[START OF Data provided]

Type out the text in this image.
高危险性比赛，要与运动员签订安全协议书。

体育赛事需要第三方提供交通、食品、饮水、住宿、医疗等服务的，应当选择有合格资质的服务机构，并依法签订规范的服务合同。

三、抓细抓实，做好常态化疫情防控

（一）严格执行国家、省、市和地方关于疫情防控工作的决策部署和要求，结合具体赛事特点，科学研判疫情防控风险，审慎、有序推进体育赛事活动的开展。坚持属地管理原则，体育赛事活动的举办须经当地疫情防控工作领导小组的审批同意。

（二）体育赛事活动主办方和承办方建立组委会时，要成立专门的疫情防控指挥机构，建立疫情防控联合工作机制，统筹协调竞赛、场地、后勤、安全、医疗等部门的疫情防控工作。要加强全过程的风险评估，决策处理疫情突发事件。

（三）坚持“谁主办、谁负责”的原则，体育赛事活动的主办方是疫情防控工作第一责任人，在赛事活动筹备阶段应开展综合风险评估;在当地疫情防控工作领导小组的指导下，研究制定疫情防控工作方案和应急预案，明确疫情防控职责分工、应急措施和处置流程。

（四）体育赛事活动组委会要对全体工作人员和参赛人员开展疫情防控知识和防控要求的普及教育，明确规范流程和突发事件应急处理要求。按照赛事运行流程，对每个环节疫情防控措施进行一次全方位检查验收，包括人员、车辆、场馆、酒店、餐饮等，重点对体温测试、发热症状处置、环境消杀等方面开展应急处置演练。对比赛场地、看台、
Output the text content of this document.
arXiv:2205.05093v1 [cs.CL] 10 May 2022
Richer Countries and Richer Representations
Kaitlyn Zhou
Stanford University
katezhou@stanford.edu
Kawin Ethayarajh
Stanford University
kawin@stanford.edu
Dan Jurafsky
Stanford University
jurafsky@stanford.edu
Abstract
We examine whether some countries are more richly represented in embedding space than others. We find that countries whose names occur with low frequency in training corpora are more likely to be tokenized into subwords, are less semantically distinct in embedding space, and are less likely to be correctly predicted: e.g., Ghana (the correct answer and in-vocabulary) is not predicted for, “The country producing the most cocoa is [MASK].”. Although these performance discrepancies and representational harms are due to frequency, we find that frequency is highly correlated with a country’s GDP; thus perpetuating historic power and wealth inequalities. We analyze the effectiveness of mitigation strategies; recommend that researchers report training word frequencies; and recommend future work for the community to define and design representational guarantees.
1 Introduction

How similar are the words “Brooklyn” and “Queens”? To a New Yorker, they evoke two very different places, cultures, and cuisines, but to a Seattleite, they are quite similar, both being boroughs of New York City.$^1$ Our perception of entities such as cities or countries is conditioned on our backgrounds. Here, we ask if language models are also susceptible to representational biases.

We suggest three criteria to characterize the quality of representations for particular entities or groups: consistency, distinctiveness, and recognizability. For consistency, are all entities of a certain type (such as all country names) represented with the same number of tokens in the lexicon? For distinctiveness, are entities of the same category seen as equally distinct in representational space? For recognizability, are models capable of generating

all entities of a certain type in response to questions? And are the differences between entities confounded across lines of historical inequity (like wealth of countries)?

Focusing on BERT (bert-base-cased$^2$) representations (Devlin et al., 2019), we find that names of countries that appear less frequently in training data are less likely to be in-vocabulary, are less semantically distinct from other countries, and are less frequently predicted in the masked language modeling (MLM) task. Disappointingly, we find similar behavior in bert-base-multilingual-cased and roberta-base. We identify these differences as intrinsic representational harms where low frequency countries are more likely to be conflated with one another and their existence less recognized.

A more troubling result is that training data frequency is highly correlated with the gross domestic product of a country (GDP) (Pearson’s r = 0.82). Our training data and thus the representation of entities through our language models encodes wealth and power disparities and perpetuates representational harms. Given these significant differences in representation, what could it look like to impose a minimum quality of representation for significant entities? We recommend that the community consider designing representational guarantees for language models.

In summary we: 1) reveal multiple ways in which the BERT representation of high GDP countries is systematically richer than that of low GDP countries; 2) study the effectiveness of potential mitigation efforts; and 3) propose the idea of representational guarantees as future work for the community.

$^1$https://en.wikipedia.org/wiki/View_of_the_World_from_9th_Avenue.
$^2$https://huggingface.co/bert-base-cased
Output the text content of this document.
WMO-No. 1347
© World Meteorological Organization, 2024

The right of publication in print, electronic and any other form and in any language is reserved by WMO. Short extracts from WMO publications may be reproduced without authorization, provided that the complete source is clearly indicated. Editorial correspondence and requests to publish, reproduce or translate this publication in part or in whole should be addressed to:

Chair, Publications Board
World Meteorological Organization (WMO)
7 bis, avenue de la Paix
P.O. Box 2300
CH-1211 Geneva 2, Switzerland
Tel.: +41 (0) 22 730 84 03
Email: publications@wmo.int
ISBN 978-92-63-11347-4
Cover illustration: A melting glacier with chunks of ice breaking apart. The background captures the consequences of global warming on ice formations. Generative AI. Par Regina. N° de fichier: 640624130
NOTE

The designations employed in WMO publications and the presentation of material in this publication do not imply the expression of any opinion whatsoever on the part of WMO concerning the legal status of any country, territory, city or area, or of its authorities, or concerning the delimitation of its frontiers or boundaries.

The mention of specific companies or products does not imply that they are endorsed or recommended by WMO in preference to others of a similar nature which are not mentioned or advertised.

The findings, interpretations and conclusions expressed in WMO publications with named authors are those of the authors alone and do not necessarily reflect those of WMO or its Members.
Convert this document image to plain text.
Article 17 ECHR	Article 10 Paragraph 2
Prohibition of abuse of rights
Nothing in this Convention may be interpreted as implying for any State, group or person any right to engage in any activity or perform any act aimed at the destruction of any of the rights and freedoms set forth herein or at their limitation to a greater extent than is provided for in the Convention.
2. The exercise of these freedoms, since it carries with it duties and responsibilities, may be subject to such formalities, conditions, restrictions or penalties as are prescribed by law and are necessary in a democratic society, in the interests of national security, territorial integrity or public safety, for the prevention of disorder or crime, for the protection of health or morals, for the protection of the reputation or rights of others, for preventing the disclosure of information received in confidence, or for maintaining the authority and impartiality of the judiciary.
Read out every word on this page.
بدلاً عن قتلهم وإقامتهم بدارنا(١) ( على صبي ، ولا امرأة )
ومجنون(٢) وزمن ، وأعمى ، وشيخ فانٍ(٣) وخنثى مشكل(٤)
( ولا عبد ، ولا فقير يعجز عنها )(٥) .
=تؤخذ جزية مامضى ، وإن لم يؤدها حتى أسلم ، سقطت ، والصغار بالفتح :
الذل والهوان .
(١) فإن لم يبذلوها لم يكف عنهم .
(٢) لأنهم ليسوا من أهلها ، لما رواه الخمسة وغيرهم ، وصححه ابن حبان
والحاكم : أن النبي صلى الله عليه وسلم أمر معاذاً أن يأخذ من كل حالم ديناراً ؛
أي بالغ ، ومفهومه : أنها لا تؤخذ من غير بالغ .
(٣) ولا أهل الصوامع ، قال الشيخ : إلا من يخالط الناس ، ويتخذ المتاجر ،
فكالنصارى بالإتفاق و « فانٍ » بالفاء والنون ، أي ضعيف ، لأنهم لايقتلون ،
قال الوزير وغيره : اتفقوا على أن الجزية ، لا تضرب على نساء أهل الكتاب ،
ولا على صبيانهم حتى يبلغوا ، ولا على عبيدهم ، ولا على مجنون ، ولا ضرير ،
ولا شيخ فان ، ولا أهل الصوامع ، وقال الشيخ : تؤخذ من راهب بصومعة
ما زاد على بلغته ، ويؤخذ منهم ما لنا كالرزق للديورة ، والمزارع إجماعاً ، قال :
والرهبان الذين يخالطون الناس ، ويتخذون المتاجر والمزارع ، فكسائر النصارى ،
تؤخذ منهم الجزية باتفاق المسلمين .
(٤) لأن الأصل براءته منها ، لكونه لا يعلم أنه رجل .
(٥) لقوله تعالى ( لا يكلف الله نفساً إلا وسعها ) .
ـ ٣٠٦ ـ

[END OF Data provided]

Aim – Take the lines above and retype all of them exactly.

Right answer –
Type out the text in this image.
高危险性比赛，要与运动员签订安全协议书。

体育赛事需要第三方提供交通、食品、饮水、住宿、医疗等服务的，应当选择有合格资质的服务机构，并依法签订规范的服务合同。

三、抓细抓实，做好常态化疫情防控

（一）严格执行国家、省、市和地方关于疫情防控工作的决策部署和要求，结合具体赛事特点，科学研判疫情防控风险，审慎、有序推进体育赛事活动的开展。坚持属地管理原则，体育赛事活动的举办须经当地疫情防控工作领导小组的审批同意。

（二）体育赛事活动主办方和承办方建立组委会时，要成立专门的疫情防控指挥机构，建立疫情防控联合工作机制，统筹协调竞赛、场地、后勤、安全、医疗等部门的疫情防控工作。要加强全过程的风险评估，决策处理疫情突发事件。

（三）坚持“谁主办、谁负责”的原则，体育赛事活动的主办方是疫情防控工作第一责任人，在赛事活动筹备阶段应开展综合风险评估;在当地疫情防控工作领导小组的指导下，研究制定疫情防控工作方案和应急预案，明确疫情防控职责分工、应急措施和处置流程。

（四）体育赛事活动组委会要对全体工作人员和参赛人员开展疫情防控知识和防控要求的普及教育，明确规范流程和突发事件应急处理要求。按照赛事运行流程，对每个环节疫情防控措施进行一次全方位检查验收，包括人员、车辆、场馆、酒店、餐饮等，重点对体温测试、发热症状处置、环境消杀等方面开展应急处置演练。对比赛场地、看台、
Output the text content of this document.
arXiv:2205.05093v1 [cs.CL] 10 May 2022
Richer Countries and Richer Representations
Kaitlyn Zhou
Stanford University
katezhou@stanford.edu
Kawin Ethayarajh
Stanford University
kawin@stanford.edu
Dan Jurafsky
Stanford University
jurafsky@stanford.edu
Abstract
We examine whether some countries are more richly represented in embedding space than others. We find that countries whose names occur with low frequency in training corpora are more likely to be tokenized into subwords, are less semantically distinct in embedding space, and are less likely to be correctly predicted: e.g., Ghana (the correct answer and in-vocabulary) is not predicted for, “The country producing the most cocoa is [MASK].”. Although these performance discrepancies and representational harms are due to frequency, we find that frequency is highly correlated with a country’s GDP; thus perpetuating historic power and wealth inequalities. We analyze the effectiveness of mitigation strategies; recommend that researchers report training word frequencies; and recommend future work for the community to define and design representational guarantees.
1 Introduction

How similar are the words “Brooklyn” and “Queens”? To a New Yorker, they evoke two very different places, cultures, and cuisines, but to a Seattleite, they are quite similar, both being boroughs of New York City.$^1$ Our perception of entities such as cities or countries is conditioned on our backgrounds. Here, we ask if language models are also susceptible to representational biases.

We suggest three criteria to characterize the quality of representations for particular entities or groups: consistency, distinctiveness, and recognizability. For consistency, are all entities of a certain type (such as all country names) represented with the same number of tokens in the lexicon? For distinctiveness, are entities of the same category seen as equally distinct in representational space? For recognizability, are models capable of generating

all entities of a certain type in response to questions? And are the differences between entities confounded across lines of historical inequity (like wealth of countries)?

Focusing on BERT (bert-base-cased$^2$) representations (Devlin et al., 2019), we find that names of countries that appear less frequently in training data are less likely to be in-vocabulary, are less semantically distinct from other countries, and are less frequently predicted in the masked language modeling (MLM) task. Disappointingly, we find similar behavior in bert-base-multilingual-cased and roberta-base. We identify these differences as intrinsic representational harms where low frequency countries are more likely to be conflated with one another and their existence less recognized.

A more troubling result is that training data frequency is highly correlated with the gross domestic product of a country (GDP) (Pearson’s r = 0.82). Our training data and thus the representation of entities through our language models encodes wealth and power disparities and perpetuates representational harms. Given these significant differences in representation, what could it look like to impose a minimum quality of representation for significant entities? We recommend that the community consider designing representational guarantees for language models.

In summary we: 1) reveal multiple ways in which the BERT representation of high GDP countries is systematically richer than that of low GDP countries; 2) study the effectiveness of potential mitigation efforts; and 3) propose the idea of representational guarantees as future work for the community.

$^1$https://en.wikipedia.org/wiki/View_of_the_World_from_9th_Avenue.
$^2$https://huggingface.co/bert-base-cased
Output the text content of this document.
WMO-No. 1347
© World Meteorological Organization, 2024

The right of publication in print, electronic and any other form and in any language is reserved by WMO. Short extracts from WMO publications may be reproduced without authorization, provided that the complete source is clearly indicated. Editorial correspondence and requests to publish, reproduce or translate this publication in part or in whole should be addressed to:

Chair, Publications Board
World Meteorological Organization (WMO)
7 bis, avenue de la Paix
P.O. Box 2300
CH-1211 Geneva 2, Switzerland
Tel.: +41 (0) 22 730 84 03
Email: publications@wmo.int
ISBN 978-92-63-11347-4
Cover illustration: A melting glacier with chunks of ice breaking apart. The background captures the consequences of global warming on ice formations. Generative AI. Par Regina. N° de fichier: 640624130
NOTE

The designations employed in WMO publications and the presentation of material in this publication do not imply the expression of any opinion whatsoever on the part of WMO concerning the legal status of any country, territory, city or area, or of its authorities, or concerning the delimitation of its frontiers or boundaries.

The mention of specific companies or products does not imply that they are endorsed or recommended by WMO in preference to others of a similar nature which are not mentioned or advertised.

The findings, interpretations and conclusions expressed in WMO publications with named authors are those of the authors alone and do not necessarily reflect those of WMO or its Members.
Convert this document image to plain text.
Article 17 ECHR	Article 10 Paragraph 2
Prohibition of abuse of rights
Nothing in this Convention may be interpreted as implying for any State, group or person any right to engage in any activity or perform any act aimed at the destruction of any of the rights and freedoms set forth herein or at their limitation to a greater extent than is provided for in the Convention.
2. The exercise of these freedoms, since it carries with it duties and responsibilities, may be subject to such formalities, conditions, restrictions or penalties as are prescribed by law and are necessary in a democratic society, in the interests of national security, territorial integrity or public safety, for the prevention of disorder or crime, for the protection of health or morals, for the protection of the reputation or rights of others, for preventing the disclosure of information received in confidence, or for maintaining the authority and impartiality of the judiciary.
Read out every word on this page.
بدلاً عن قتلهم وإقامتهم بدارنا(١) ( على صبي ، ولا امرأة )
ومجنون(٢) وزمن ، وأعمى ، وشيخ فانٍ(٣) وخنثى مشكل(٤)
( ولا عبد ، ولا فقير يعجز عنها )(٥) .
=تؤخذ جزية مامضى ، وإن لم يؤدها حتى أسلم ، سقطت ، والصغار بالفتح :
الذل والهوان .
(١) فإن لم يبذلوها لم يكف عنهم .
(٢) لأنهم ليسوا من أهلها ، لما رواه الخمسة وغيرهم ، وصححه ابن حبان
والحاكم : أن النبي صلى الله عليه وسلم أمر معاذاً أن يأخذ من كل حالم ديناراً ؛
أي بالغ ، ومفهومه : أنها لا تؤخذ من غير بالغ .
(٣) ولا أهل الصوامع ، قال الشيخ : إلا من يخالط الناس ، ويتخذ المتاجر ،
فكالنصارى بالإتفاق و « فانٍ » بالفاء والنون ، أي ضعيف ، لأنهم لايقتلون ،
قال الوزير وغيره : اتفقوا على أن الجزية ، لا تضرب على نساء أهل الكتاب ،
ولا على صبيانهم حتى يبلغوا ، ولا على عبيدهم ، ولا على مجنون ، ولا ضرير ،
ولا شيخ فان ، ولا أهل الصوامع ، وقال الشيخ : تؤخذ من راهب بصومعة
ما زاد على بلغته ، ويؤخذ منهم ما لنا كالرزق للديورة ، والمزارع إجماعاً ، قال :
والرهبان الذين يخالطون الناس ، ويتخذون المتاجر والمزارع ، فكسائر النصارى ،
تؤخذ منهم الجزية باتفاق المسلمين .
(٤) لأن الأصل براءته منها ، لكونه لا يعلم أنه رجل .
(٥) لقوله تعالى ( لا يكلف الله نفساً إلا وسعها ) .
ـ ٣٠٦ ـ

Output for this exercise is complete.